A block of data
***

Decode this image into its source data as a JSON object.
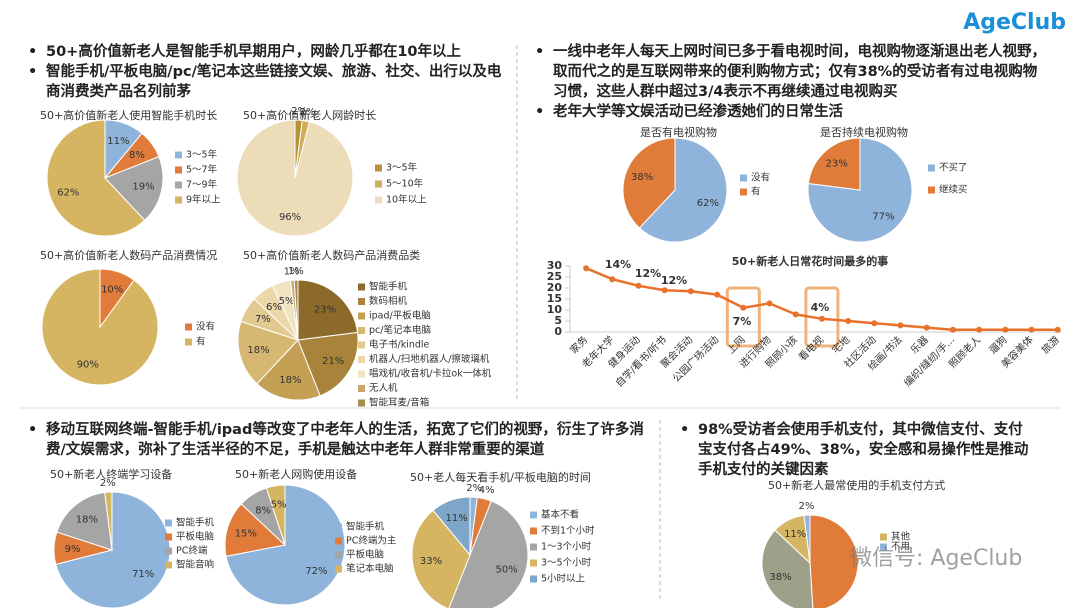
{
  "logo": "AgeClub",
  "watermark": "微信号: AgeClub",
  "sections": [
    {
      "bullets": [
        "50+高价值新老人是智能手机早期用户，网龄几乎都在10年以上",
        "智能手机/平板电脑/pc/笔记本这些链接文娱、旅游、社交、出行以及电商消费类产品名列前茅"
      ]
    },
    {
      "bullets": [
        "一线中老年人每天上网时间已多于看电视时间，电视购物逐渐退出老人视野，取而代之的是互联网带来的便利购物方式；仅有38%的受访者有过电视购物习惯，这些人群中超过3/4表示不再继续通过电视购买",
        "老年大学等文娱活动已经渗透她们的日常生活"
      ]
    },
    {
      "bullets": [
        "移动互联网终端-智能手机/ipad等改变了中老年人的生活，拓宽了它们的视野，衍生了许多消费/文娱需求，弥补了生活半径的不足，手机是触达中老年人群非常重要的渠道"
      ]
    },
    {
      "bullets": [
        "98%受访者会使用手机支付，其中微信支付、支付宝支付各占49%、38%，安全感和易操作性是推动手机支付的关键因素"
      ]
    }
  ],
  "chart_data": [
    {
      "type": "pie",
      "title": "50+高价值新老人使用智能手机时长",
      "categories": [
        "3～5年",
        "5～7年",
        "7～9年",
        "9年以上"
      ],
      "values": [
        11,
        8,
        19,
        62
      ],
      "value_labels": [
        "11%",
        "8%",
        "19%",
        "62%"
      ],
      "colors": [
        "#8fb4dc",
        "#e07b39",
        "#a5a5a5",
        "#d5b561"
      ]
    },
    {
      "type": "pie",
      "title": "50+高价值新老人网龄时长",
      "categories": [
        "3～5年",
        "5～10年",
        "10年以上"
      ],
      "values": [
        2,
        2,
        96
      ],
      "value_labels": [
        "2%",
        "2%",
        "96%"
      ],
      "colors": [
        "#b8923a",
        "#cfad5c",
        "#ecdcb8"
      ]
    },
    {
      "type": "pie",
      "title": "50+高价值新老人数码产品消费情况",
      "categories": [
        "没有",
        "有"
      ],
      "values": [
        10,
        90
      ],
      "value_labels": [
        "10%",
        "90%"
      ],
      "colors": [
        "#e07b39",
        "#d5b561"
      ]
    },
    {
      "type": "pie",
      "title": "50+高价值新老人数码产品消费品类",
      "categories": [
        "智能手机",
        "数码相机",
        "ipad/平板电脑",
        "pc/笔记本电脑",
        "电子书/kindle",
        "机器人/扫地机器人/擦玻璃机",
        "唱戏机/收音机/卡拉ok一体机",
        "无人机",
        "智能耳麦/音箱"
      ],
      "values": [
        23,
        21,
        18,
        18,
        7,
        6,
        5,
        1,
        1
      ],
      "value_labels": [
        "23%",
        "21%",
        "18%",
        "18%",
        "7%",
        "6%",
        "5%",
        "1%",
        "1%"
      ],
      "colors": [
        "#8c6b2a",
        "#a8843a",
        "#c4a055",
        "#d6b872",
        "#e2c98f",
        "#ead7aa",
        "#f0e3c2",
        "#c9a76a",
        "#a68a50"
      ]
    },
    {
      "type": "pie",
      "title": "是否有电视购物",
      "categories": [
        "没有",
        "有"
      ],
      "values": [
        62,
        38
      ],
      "value_labels": [
        "62%",
        "38%"
      ],
      "colors": [
        "#8fb4dc",
        "#e07b39"
      ]
    },
    {
      "type": "pie",
      "title": "是否持续电视购物",
      "categories": [
        "不买了",
        "继续买"
      ],
      "values": [
        77,
        23
      ],
      "value_labels": [
        "77%",
        "23%"
      ],
      "colors": [
        "#8fb4dc",
        "#e07b39"
      ]
    },
    {
      "type": "line",
      "title": "50+新老人日常花时间最多的事",
      "categories": [
        "家务",
        "老年大学",
        "健身运动",
        "自学/看书/听书",
        "聚会活动",
        "公园广场活动",
        "上网",
        "进行购物",
        "照顾小孩",
        "看电视",
        "宅地",
        "社区活动",
        "绘画/书法",
        "乐器",
        "编织/缝纫/手...",
        "照顾老人",
        "遛狗",
        "美容美体",
        "旅游"
      ],
      "values": [
        29,
        24,
        21,
        19,
        18.5,
        17,
        11,
        13,
        8,
        6,
        5,
        4,
        3,
        2,
        1,
        1,
        1,
        1,
        1
      ],
      "color": "#e8722b",
      "ylim": [
        0,
        30
      ],
      "yticks": [
        0,
        5,
        10,
        15,
        20,
        25,
        30
      ],
      "annotations": [
        "14%",
        "12%",
        "12%",
        "7%",
        "4%"
      ]
    },
    {
      "type": "pie",
      "title": "50+新老人终端学习设备",
      "categories": [
        "智能手机",
        "平板电脑",
        "PC终端",
        "智能音响"
      ],
      "values": [
        71,
        9,
        18,
        2
      ],
      "value_labels": [
        "71%",
        "9%",
        "18%",
        "2%"
      ],
      "colors": [
        "#8fb4dc",
        "#e07b39",
        "#a5a5a5",
        "#d5b561"
      ]
    },
    {
      "type": "pie",
      "title": "50+新老人网购使用设备",
      "categories": [
        "智能手机",
        "PC终端为主",
        "平板电脑",
        "笔记本电脑"
      ],
      "values": [
        72,
        15,
        8,
        5
      ],
      "value_labels": [
        "72%",
        "15%",
        "8%",
        "5%"
      ],
      "colors": [
        "#8fb4dc",
        "#e07b39",
        "#a5a5a5",
        "#d5b561"
      ]
    },
    {
      "type": "pie",
      "title": "50+老人每天看手机/平板电脑的时间",
      "categories": [
        "基本不看",
        "不到1个小时",
        "1～3个小时",
        "3～5个小时",
        "5小时以上"
      ],
      "values": [
        2,
        4,
        50,
        33,
        11
      ],
      "value_labels": [
        "2%",
        "4%",
        "50%",
        "33%",
        "11%"
      ],
      "colors": [
        "#8fb4dc",
        "#e07b39",
        "#a5a5a5",
        "#d5b561",
        "#7ea6c9"
      ]
    },
    {
      "type": "pie",
      "title": "50+新老人最常使用的手机支付方式",
      "categories": [
        null,
        null,
        "其他",
        "不用"
      ],
      "values": [
        49,
        38,
        11,
        2
      ],
      "value_labels": [
        null,
        "38%",
        "11%",
        "2%"
      ],
      "colors": [
        "#e07b39",
        "#9fa089",
        "#d5b561",
        "#8fb4dc"
      ]
    }
  ]
}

***

EXERCISE PROMPT =
Omit the pictures. Transcribe every record exactly.

RIGHT ANSWER =
Decode this image into its source data as a JSON object.
{
  "logo": "AgeClub",
  "watermark": "微信号: AgeClub",
  "sections": [
    {
      "bullets": [
        "50+高价值新老人是智能手机早期用户，网龄几乎都在10年以上",
        "智能手机/平板电脑/pc/笔记本这些链接文娱、旅游、社交、出行以及电商消费类产品名列前茅"
      ]
    },
    {
      "bullets": [
        "一线中老年人每天上网时间已多于看电视时间，电视购物逐渐退出老人视野，取而代之的是互联网带来的便利购物方式；仅有38%的受访者有过电视购物习惯，这些人群中超过3/4表示不再继续通过电视购买",
        "老年大学等文娱活动已经渗透她们的日常生活"
      ]
    },
    {
      "bullets": [
        "移动互联网终端-智能手机/ipad等改变了中老年人的生活，拓宽了它们的视野，衍生了许多消费/文娱需求，弥补了生活半径的不足，手机是触达中老年人群非常重要的渠道"
      ]
    },
    {
      "bullets": [
        "98%受访者会使用手机支付，其中微信支付、支付宝支付各占49%、38%，安全感和易操作性是推动手机支付的关键因素"
      ]
    }
  ],
  "chart_data": [
    {
      "type": "pie",
      "title": "50+高价值新老人使用智能手机时长",
      "categories": [
        "3～5年",
        "5～7年",
        "7～9年",
        "9年以上"
      ],
      "values": [
        11,
        8,
        19,
        62
      ],
      "value_labels": [
        "11%",
        "8%",
        "19%",
        "62%"
      ],
      "colors": [
        "#8fb4dc",
        "#e07b39",
        "#a5a5a5",
        "#d5b561"
      ]
    },
    {
      "type": "pie",
      "title": "50+高价值新老人网龄时长",
      "categories": [
        "3～5年",
        "5～10年",
        "10年以上"
      ],
      "values": [
        2,
        2,
        96
      ],
      "value_labels": [
        "2%",
        "2%",
        "96%"
      ],
      "colors": [
        "#b8923a",
        "#cfad5c",
        "#ecdcb8"
      ]
    },
    {
      "type": "pie",
      "title": "50+高价值新老人数码产品消费情况",
      "categories": [
        "没有",
        "有"
      ],
      "values": [
        10,
        90
      ],
      "value_labels": [
        "10%",
        "90%"
      ],
      "colors": [
        "#e07b39",
        "#d5b561"
      ]
    },
    {
      "type": "pie",
      "title": "50+高价值新老人数码产品消费品类",
      "categories": [
        "智能手机",
        "数码相机",
        "ipad/平板电脑",
        "pc/笔记本电脑",
        "电子书/kindle",
        "机器人/扫地机器人/擦玻璃机",
        "唱戏机/收音机/卡拉ok一体机",
        "无人机",
        "智能耳麦/音箱"
      ],
      "values": [
        23,
        21,
        18,
        18,
        7,
        6,
        5,
        1,
        1
      ],
      "value_labels": [
        "23%",
        "21%",
        "18%",
        "18%",
        "7%",
        "6%",
        "5%",
        "1%",
        "1%"
      ],
      "colors": [
        "#8c6b2a",
        "#a8843a",
        "#c4a055",
        "#d6b872",
        "#e2c98f",
        "#ead7aa",
        "#f0e3c2",
        "#c9a76a",
        "#a68a50"
      ]
    },
    {
      "type": "pie",
      "title": "是否有电视购物",
      "categories": [
        "没有",
        "有"
      ],
      "values": [
        62,
        38
      ],
      "value_labels": [
        "62%",
        "38%"
      ],
      "colors": [
        "#8fb4dc",
        "#e07b39"
      ]
    },
    {
      "type": "pie",
      "title": "是否持续电视购物",
      "categories": [
        "不买了",
        "继续买"
      ],
      "values": [
        77,
        23
      ],
      "value_labels": [
        "77%",
        "23%"
      ],
      "colors": [
        "#8fb4dc",
        "#e07b39"
      ]
    },
    {
      "type": "line",
      "title": "50+新老人日常花时间最多的事",
      "categories": [
        "家务",
        "老年大学",
        "健身运动",
        "自学/看书/听书",
        "聚会活动",
        "公园广场活动",
        "上网",
        "进行购物",
        "照顾小孩",
        "看电视",
        "宅地",
        "社区活动",
        "绘画/书法",
        "乐器",
        "编织/缝纫/手...",
        "照顾老人",
        "遛狗",
        "美容美体",
        "旅游"
      ],
      "values": [
        29,
        24,
        21,
        19,
        18.5,
        17,
        11,
        13,
        8,
        6,
        5,
        4,
        3,
        2,
        1,
        1,
        1,
        1,
        1
      ],
      "color": "#e8722b",
      "ylim": [
        0,
        30
      ],
      "yticks": [
        0,
        5,
        10,
        15,
        20,
        25,
        30
      ],
      "annotations": [
        "14%",
        "12%",
        "12%",
        "7%",
        "4%"
      ]
    },
    {
      "type": "pie",
      "title": "50+新老人终端学习设备",
      "categories": [
        "智能手机",
        "平板电脑",
        "PC终端",
        "智能音响"
      ],
      "values": [
        71,
        9,
        18,
        2
      ],
      "value_labels": [
        "71%",
        "9%",
        "18%",
        "2%"
      ],
      "colors": [
        "#8fb4dc",
        "#e07b39",
        "#a5a5a5",
        "#d5b561"
      ]
    },
    {
      "type": "pie",
      "title": "50+新老人网购使用设备",
      "categories": [
        "智能手机",
        "PC终端为主",
        "平板电脑",
        "笔记本电脑"
      ],
      "values": [
        72,
        15,
        8,
        5
      ],
      "value_labels": [
        "72%",
        "15%",
        "8%",
        "5%"
      ],
      "colors": [
        "#8fb4dc",
        "#e07b39",
        "#a5a5a5",
        "#d5b561"
      ]
    },
    {
      "type": "pie",
      "title": "50+老人每天看手机/平板电脑的时间",
      "categories": [
        "基本不看",
        "不到1个小时",
        "1～3个小时",
        "3～5个小时",
        "5小时以上"
      ],
      "values": [
        2,
        4,
        50,
        33,
        11
      ],
      "value_labels": [
        "2%",
        "4%",
        "50%",
        "33%",
        "11%"
      ],
      "colors": [
        "#8fb4dc",
        "#e07b39",
        "#a5a5a5",
        "#d5b561",
        "#7ea6c9"
      ]
    },
    {
      "type": "pie",
      "title": "50+新老人最常使用的手机支付方式",
      "categories": [
        null,
        null,
        "其他",
        "不用"
      ],
      "values": [
        49,
        38,
        11,
        2
      ],
      "value_labels": [
        null,
        "38%",
        "11%",
        "2%"
      ],
      "colors": [
        "#e07b39",
        "#9fa089",
        "#d5b561",
        "#8fb4dc"
      ]
    }
  ]
}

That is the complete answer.